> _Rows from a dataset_
+ + +

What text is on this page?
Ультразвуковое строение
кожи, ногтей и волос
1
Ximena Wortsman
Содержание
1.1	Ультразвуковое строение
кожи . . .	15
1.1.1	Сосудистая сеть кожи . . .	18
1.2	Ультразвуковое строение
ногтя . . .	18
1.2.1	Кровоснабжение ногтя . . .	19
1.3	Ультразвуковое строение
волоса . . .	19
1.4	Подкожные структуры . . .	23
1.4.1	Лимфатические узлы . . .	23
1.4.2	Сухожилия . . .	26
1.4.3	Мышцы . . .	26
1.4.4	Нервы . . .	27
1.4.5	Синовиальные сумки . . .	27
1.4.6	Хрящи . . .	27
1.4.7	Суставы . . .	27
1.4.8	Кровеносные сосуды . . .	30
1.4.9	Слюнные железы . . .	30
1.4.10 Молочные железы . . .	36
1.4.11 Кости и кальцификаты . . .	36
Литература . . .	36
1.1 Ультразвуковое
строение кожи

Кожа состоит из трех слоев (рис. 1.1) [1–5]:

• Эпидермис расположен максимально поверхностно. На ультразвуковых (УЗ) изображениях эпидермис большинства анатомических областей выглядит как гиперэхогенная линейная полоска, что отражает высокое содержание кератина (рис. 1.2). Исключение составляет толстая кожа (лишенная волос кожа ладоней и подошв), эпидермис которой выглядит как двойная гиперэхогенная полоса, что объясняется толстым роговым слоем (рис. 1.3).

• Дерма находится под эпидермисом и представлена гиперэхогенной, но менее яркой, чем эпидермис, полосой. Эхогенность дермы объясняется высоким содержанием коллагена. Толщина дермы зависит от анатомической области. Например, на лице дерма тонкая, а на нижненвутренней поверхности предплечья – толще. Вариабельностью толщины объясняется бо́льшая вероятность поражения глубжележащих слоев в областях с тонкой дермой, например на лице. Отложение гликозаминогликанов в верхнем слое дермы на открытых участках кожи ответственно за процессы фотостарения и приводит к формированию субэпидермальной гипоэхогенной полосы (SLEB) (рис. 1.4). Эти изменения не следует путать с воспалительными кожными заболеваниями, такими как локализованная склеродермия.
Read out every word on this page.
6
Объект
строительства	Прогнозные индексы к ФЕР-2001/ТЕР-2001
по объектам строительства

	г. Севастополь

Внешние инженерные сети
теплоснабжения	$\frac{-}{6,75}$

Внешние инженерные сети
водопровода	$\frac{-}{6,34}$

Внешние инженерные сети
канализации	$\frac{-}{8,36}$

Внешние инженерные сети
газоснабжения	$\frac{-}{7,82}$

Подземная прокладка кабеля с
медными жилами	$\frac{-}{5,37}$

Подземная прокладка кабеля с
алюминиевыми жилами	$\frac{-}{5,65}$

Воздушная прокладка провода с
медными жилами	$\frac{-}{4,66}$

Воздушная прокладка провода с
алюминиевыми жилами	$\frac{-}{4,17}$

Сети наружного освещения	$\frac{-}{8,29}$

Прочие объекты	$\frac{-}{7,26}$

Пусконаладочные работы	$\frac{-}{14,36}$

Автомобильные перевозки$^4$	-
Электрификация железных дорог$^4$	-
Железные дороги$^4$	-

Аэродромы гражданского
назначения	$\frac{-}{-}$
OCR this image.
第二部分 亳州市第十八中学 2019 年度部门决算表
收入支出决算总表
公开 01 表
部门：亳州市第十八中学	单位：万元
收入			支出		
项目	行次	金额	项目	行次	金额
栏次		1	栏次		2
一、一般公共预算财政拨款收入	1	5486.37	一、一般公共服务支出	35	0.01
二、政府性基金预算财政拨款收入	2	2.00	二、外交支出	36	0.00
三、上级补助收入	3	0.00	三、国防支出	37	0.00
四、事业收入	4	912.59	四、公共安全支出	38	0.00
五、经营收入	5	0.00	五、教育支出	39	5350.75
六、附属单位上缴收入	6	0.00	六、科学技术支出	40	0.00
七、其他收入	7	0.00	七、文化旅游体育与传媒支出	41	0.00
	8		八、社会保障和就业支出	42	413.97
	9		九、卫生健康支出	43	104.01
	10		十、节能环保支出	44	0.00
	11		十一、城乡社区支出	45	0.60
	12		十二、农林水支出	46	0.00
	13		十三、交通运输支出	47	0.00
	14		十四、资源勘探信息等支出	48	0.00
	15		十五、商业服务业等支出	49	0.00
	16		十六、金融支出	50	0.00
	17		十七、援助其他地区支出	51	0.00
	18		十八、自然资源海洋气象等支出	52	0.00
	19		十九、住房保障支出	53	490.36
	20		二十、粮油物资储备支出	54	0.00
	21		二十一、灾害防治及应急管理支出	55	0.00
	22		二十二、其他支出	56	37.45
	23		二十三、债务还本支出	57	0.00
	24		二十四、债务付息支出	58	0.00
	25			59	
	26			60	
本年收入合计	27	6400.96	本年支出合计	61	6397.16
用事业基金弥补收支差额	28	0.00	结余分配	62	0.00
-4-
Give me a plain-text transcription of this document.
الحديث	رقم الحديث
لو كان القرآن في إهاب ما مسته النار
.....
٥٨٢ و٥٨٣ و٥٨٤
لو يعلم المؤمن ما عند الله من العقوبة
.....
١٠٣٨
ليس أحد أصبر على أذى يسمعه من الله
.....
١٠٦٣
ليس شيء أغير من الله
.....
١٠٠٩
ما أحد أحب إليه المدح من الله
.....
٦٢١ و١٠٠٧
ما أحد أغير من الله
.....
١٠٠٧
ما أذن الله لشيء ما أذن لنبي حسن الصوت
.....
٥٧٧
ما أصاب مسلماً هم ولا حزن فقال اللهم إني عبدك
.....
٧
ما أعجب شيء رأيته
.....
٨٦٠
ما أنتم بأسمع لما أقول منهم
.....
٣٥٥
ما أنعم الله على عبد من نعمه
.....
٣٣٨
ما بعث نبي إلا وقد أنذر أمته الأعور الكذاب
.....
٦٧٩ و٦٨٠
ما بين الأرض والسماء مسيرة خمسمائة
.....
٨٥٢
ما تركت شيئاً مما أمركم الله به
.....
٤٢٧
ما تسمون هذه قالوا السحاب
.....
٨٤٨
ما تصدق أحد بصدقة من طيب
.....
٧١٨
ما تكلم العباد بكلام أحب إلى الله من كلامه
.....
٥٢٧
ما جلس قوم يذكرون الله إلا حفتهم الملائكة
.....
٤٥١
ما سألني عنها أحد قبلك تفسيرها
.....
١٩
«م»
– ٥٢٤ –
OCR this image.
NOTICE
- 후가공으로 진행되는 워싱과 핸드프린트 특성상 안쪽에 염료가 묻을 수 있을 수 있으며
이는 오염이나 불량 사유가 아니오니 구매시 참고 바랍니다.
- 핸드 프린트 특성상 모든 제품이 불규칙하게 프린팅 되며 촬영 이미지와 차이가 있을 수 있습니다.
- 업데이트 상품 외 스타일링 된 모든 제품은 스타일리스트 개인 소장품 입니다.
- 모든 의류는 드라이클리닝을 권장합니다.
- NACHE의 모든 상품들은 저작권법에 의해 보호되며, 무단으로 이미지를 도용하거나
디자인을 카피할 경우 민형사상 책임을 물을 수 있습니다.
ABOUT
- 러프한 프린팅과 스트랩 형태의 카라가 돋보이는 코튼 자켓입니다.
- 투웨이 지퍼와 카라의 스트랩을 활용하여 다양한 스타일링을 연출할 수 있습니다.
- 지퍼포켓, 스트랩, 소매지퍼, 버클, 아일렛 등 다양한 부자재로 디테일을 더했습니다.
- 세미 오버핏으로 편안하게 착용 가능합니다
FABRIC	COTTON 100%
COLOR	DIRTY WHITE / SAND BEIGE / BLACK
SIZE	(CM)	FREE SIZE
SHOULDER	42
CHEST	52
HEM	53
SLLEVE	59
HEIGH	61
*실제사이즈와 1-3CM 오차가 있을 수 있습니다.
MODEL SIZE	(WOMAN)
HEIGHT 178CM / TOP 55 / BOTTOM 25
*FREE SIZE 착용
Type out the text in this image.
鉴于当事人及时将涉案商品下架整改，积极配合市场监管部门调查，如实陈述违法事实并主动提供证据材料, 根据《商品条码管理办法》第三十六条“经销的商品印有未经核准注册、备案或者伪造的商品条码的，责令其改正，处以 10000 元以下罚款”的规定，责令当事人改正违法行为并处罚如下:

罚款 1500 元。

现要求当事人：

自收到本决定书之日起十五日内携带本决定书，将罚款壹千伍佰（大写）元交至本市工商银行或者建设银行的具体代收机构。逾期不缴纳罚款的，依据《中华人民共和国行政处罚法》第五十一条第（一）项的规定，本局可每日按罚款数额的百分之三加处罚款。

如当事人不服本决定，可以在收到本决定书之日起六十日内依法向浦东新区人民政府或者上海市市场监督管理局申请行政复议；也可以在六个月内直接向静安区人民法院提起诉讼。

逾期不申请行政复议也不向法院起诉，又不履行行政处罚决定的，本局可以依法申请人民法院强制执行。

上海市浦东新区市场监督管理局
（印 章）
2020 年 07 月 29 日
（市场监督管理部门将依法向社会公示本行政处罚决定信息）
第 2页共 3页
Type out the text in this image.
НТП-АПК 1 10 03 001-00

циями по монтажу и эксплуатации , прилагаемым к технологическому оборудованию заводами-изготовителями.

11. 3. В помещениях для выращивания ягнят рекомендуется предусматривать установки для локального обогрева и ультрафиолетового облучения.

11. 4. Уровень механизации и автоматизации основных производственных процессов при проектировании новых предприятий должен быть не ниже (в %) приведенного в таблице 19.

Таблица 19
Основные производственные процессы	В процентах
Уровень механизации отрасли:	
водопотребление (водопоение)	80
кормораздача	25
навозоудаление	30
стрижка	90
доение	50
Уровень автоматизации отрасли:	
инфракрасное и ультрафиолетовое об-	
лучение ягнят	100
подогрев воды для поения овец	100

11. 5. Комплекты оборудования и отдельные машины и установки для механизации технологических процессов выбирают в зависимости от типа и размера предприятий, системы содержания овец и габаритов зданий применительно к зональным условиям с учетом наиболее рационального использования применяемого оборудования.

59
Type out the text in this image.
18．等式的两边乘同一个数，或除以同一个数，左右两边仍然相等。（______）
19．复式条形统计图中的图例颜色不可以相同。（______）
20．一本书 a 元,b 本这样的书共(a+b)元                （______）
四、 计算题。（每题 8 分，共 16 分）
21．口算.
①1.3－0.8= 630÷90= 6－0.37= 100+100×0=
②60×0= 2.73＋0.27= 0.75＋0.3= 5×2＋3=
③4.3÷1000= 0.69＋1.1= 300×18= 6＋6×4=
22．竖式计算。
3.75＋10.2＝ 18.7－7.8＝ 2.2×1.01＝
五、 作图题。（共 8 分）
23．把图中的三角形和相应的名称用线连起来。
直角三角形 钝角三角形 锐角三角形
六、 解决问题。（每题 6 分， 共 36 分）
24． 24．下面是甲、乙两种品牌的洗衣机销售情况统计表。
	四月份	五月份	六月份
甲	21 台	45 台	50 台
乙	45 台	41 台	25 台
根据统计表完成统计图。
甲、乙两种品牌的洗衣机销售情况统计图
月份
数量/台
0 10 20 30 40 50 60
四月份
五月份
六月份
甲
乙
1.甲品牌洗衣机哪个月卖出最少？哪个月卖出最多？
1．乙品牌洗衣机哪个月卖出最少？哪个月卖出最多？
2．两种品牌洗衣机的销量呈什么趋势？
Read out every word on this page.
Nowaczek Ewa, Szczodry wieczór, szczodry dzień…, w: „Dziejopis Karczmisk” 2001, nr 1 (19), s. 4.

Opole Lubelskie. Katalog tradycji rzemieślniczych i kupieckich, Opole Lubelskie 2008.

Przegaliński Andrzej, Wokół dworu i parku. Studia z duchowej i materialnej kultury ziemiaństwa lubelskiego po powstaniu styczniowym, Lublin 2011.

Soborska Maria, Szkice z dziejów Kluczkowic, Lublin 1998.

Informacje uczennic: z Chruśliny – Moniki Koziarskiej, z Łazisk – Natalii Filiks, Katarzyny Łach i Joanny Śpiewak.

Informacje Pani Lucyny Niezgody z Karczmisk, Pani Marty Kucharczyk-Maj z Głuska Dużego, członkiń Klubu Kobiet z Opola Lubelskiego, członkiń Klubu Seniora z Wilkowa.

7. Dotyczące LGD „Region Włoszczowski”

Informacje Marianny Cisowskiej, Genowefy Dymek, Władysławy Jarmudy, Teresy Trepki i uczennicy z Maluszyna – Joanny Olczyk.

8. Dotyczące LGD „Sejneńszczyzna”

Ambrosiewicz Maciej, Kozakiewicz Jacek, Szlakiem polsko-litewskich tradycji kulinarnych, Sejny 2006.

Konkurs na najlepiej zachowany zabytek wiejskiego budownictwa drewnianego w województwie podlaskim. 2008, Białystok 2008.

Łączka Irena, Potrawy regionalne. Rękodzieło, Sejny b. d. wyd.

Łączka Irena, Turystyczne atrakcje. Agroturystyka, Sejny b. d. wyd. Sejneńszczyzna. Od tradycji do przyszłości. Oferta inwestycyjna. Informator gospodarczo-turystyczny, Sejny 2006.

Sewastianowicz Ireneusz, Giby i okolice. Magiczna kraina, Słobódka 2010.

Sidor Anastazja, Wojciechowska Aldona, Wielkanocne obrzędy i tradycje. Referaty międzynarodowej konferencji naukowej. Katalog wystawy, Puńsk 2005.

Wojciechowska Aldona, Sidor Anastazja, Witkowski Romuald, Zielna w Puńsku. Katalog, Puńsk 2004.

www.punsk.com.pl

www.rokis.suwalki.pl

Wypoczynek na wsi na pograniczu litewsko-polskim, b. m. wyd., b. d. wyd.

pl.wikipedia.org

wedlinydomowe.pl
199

+ + +

> _Exercise instructions_
Search the data above for lines holding "Puńsk" and copy each of them.

> _Final answer_
Sidor Anastazja, Wojciechowska Aldona, Wielkanocne obrzędy i tradycje. Referaty międzynarodowej konferencji naukowej. Katalog wystawy, Puńsk 2005.
Wojciechowska Aldona, Sidor Anastazja, Witkowski Romuald, Zielna w Puńsku. Katalog, Puńsk 2004.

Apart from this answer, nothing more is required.